(TASK DESCRIPTION): Below is the data. Give it again, complete and exact.

(DATA SHOWN):

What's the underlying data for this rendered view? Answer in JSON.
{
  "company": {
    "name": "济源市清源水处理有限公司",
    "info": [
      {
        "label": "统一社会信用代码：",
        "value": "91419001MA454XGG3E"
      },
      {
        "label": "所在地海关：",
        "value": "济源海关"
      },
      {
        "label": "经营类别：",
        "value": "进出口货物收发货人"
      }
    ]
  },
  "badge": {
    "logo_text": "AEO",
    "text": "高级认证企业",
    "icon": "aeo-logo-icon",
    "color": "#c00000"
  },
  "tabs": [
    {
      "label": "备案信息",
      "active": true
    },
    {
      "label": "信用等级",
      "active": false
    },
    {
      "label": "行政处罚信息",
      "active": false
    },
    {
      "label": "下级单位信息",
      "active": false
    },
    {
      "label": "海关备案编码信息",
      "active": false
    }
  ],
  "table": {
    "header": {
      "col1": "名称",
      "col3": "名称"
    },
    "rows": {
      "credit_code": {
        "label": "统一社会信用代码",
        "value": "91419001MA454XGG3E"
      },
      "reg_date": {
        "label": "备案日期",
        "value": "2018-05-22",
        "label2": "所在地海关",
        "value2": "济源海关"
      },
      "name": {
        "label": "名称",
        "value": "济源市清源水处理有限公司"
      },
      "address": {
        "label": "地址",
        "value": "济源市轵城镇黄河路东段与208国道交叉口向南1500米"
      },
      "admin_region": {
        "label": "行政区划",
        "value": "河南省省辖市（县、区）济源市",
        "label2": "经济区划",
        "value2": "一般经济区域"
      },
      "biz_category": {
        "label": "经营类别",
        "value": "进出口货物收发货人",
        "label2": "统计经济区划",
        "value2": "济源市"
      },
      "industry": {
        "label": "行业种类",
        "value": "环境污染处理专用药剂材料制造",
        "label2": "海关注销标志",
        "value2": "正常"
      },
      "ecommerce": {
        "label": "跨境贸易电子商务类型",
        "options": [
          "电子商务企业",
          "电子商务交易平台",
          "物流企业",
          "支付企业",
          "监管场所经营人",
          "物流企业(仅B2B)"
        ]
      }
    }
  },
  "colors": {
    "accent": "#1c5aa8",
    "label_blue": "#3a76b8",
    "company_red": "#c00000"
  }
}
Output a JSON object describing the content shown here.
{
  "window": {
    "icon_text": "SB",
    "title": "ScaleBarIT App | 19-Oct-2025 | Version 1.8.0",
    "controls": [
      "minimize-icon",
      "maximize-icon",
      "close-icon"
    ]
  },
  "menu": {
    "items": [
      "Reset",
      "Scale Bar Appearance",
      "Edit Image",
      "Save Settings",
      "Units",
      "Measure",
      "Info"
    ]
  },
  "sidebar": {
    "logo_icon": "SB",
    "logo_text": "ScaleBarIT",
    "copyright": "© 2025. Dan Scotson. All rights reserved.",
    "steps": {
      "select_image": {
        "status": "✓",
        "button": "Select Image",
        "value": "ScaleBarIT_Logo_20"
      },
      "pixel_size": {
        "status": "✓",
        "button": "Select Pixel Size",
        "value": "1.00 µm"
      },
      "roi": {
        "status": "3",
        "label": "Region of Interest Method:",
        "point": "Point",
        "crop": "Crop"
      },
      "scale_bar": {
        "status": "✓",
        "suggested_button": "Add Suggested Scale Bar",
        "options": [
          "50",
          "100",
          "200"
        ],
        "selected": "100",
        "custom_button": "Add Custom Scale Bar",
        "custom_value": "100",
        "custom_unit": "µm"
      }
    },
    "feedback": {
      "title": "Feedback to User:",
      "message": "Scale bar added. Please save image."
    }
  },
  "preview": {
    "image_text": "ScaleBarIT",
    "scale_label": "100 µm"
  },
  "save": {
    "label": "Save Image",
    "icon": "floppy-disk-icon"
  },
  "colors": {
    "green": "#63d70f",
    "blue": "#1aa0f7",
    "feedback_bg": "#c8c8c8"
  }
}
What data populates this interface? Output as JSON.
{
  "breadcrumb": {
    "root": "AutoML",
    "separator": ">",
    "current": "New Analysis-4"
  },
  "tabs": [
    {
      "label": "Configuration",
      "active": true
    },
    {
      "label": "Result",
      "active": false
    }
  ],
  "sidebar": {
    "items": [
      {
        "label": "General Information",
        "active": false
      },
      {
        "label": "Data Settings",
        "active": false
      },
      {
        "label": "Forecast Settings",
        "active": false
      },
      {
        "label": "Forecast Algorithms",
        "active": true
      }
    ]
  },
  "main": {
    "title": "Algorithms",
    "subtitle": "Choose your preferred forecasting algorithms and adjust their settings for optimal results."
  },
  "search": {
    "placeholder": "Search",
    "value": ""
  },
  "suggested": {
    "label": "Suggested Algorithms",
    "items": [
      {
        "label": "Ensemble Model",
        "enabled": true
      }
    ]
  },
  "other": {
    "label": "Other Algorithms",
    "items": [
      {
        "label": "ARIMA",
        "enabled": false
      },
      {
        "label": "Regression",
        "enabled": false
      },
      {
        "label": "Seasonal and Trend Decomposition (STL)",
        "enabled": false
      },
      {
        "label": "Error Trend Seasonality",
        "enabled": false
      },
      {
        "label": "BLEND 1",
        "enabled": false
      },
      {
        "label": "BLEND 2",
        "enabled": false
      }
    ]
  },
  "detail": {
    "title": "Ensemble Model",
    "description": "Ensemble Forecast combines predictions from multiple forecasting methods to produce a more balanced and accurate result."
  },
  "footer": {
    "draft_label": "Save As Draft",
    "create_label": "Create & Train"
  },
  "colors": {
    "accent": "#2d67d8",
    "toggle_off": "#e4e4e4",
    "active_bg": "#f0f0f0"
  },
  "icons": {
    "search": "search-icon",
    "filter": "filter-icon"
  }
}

(THE COMPLETED TASK):
What's the underlying data for this rendered view? Answer in JSON.
{
  "company": {
    "name": "济源市清源水处理有限公司",
    "info": [
      {
        "label": "统一社会信用代码：",
        "value": "91419001MA454XGG3E"
      },
      {
        "label": "所在地海关：",
        "value": "济源海关"
      },
      {
        "label": "经营类别：",
        "value": "进出口货物收发货人"
      }
    ]
  },
  "badge": {
    "logo_text": "AEO",
    "text": "高级认证企业",
    "icon": "aeo-logo-icon",
    "color": "#c00000"
  },
  "tabs": [
    {
      "label": "备案信息",
      "active": true
    },
    {
      "label": "信用等级",
      "active": false
    },
    {
      "label": "行政处罚信息",
      "active": false
    },
    {
      "label": "下级单位信息",
      "active": false
    },
    {
      "label": "海关备案编码信息",
      "active": false
    }
  ],
  "table": {
    "header": {
      "col1": "名称",
      "col3": "名称"
    },
    "rows": {
      "credit_code": {
        "label": "统一社会信用代码",
        "value": "91419001MA454XGG3E"
      },
      "reg_date": {
        "label": "备案日期",
        "value": "2018-05-22",
        "label2": "所在地海关",
        "value2": "济源海关"
      },
      "name": {
        "label": "名称",
        "value": "济源市清源水处理有限公司"
      },
      "address": {
        "label": "地址",
        "value": "济源市轵城镇黄河路东段与208国道交叉口向南1500米"
      },
      "admin_region": {
        "label": "行政区划",
        "value": "河南省省辖市（县、区）济源市",
        "label2": "经济区划",
        "value2": "一般经济区域"
      },
      "biz_category": {
        "label": "经营类别",
        "value": "进出口货物收发货人",
        "label2": "统计经济区划",
        "value2": "济源市"
      },
      "industry": {
        "label": "行业种类",
        "value": "环境污染处理专用药剂材料制造",
        "label2": "海关注销标志",
        "value2": "正常"
      },
      "ecommerce": {
        "label": "跨境贸易电子商务类型",
        "options": [
          "电子商务企业",
          "电子商务交易平台",
          "物流企业",
          "支付企业",
          "监管场所经营人",
          "物流企业(仅B2B)"
        ]
      }
    }
  },
  "colors": {
    "accent": "#1c5aa8",
    "label_blue": "#3a76b8",
    "company_red": "#c00000"
  }
}
Output a JSON object describing the content shown here.
{
  "window": {
    "icon_text": "SB",
    "title": "ScaleBarIT App | 19-Oct-2025 | Version 1.8.0",
    "controls": [
      "minimize-icon",
      "maximize-icon",
      "close-icon"
    ]
  },
  "menu": {
    "items": [
      "Reset",
      "Scale Bar Appearance",
      "Edit Image",
      "Save Settings",
      "Units",
      "Measure",
      "Info"
    ]
  },
  "sidebar": {
    "logo_icon": "SB",
    "logo_text": "ScaleBarIT",
    "copyright": "© 2025. Dan Scotson. All rights reserved.",
    "steps": {
      "select_image": {
        "status": "✓",
        "button": "Select Image",
        "value": "ScaleBarIT_Logo_20"
      },
      "pixel_size": {
        "status": "✓",
        "button": "Select Pixel Size",
        "value": "1.00 µm"
      },
      "roi": {
        "status": "3",
        "label": "Region of Interest Method:",
        "point": "Point",
        "crop": "Crop"
      },
      "scale_bar": {
        "status": "✓",
        "suggested_button": "Add Suggested Scale Bar",
        "options": [
          "50",
          "100",
          "200"
        ],
        "selected": "100",
        "custom_button": "Add Custom Scale Bar",
        "custom_value": "100",
        "custom_unit": "µm"
      }
    },
    "feedback": {
      "title": "Feedback to User:",
      "message": "Scale bar added. Please save image."
    }
  },
  "preview": {
    "image_text": "ScaleBarIT",
    "scale_label": "100 µm"
  },
  "save": {
    "label": "Save Image",
    "icon": "floppy-disk-icon"
  },
  "colors": {
    "green": "#63d70f",
    "blue": "#1aa0f7",
    "feedback_bg": "#c8c8c8"
  }
}
What data populates this interface? Output as JSON.
{
  "breadcrumb": {
    "root": "AutoML",
    "separator": ">",
    "current": "New Analysis-4"
  },
  "tabs": [
    {
      "label": "Configuration",
      "active": true
    },
    {
      "label": "Result",
      "active": false
    }
  ],
  "sidebar": {
    "items": [
      {
        "label": "General Information",
        "active": false
      },
      {
        "label": "Data Settings",
        "active": false
      },
      {
        "label": "Forecast Settings",
        "active": false
      },
      {
        "label": "Forecast Algorithms",
        "active": true
      }
    ]
  },
  "main": {
    "title": "Algorithms",
    "subtitle": "Choose your preferred forecasting algorithms and adjust their settings for optimal results."
  },
  "search": {
    "placeholder": "Search",
    "value": ""
  },
  "suggested": {
    "label": "Suggested Algorithms",
    "items": [
      {
        "label": "Ensemble Model",
        "enabled": true
      }
    ]
  },
  "other": {
    "label": "Other Algorithms",
    "items": [
      {
        "label": "ARIMA",
        "enabled": false
      },
      {
        "label": "Regression",
        "enabled": false
      },
      {
        "label": "Seasonal and Trend Decomposition (STL)",
        "enabled": false
      },
      {
        "label": "Error Trend Seasonality",
        "enabled": false
      },
      {
        "label": "BLEND 1",
        "enabled": false
      },
      {
        "label": "BLEND 2",
        "enabled": false
      }
    ]
  },
  "detail": {
    "title": "Ensemble Model",
    "description": "Ensemble Forecast combines predictions from multiple forecasting methods to produce a more balanced and accurate result."
  },
  "footer": {
    "draft_label": "Save As Draft",
    "create_label": "Create & Train"
  },
  "colors": {
    "accent": "#2d67d8",
    "toggle_off": "#e4e4e4",
    "active_bg": "#f0f0f0"
  },
  "icons": {
    "search": "search-icon",
    "filter": "filter-icon"
  }
}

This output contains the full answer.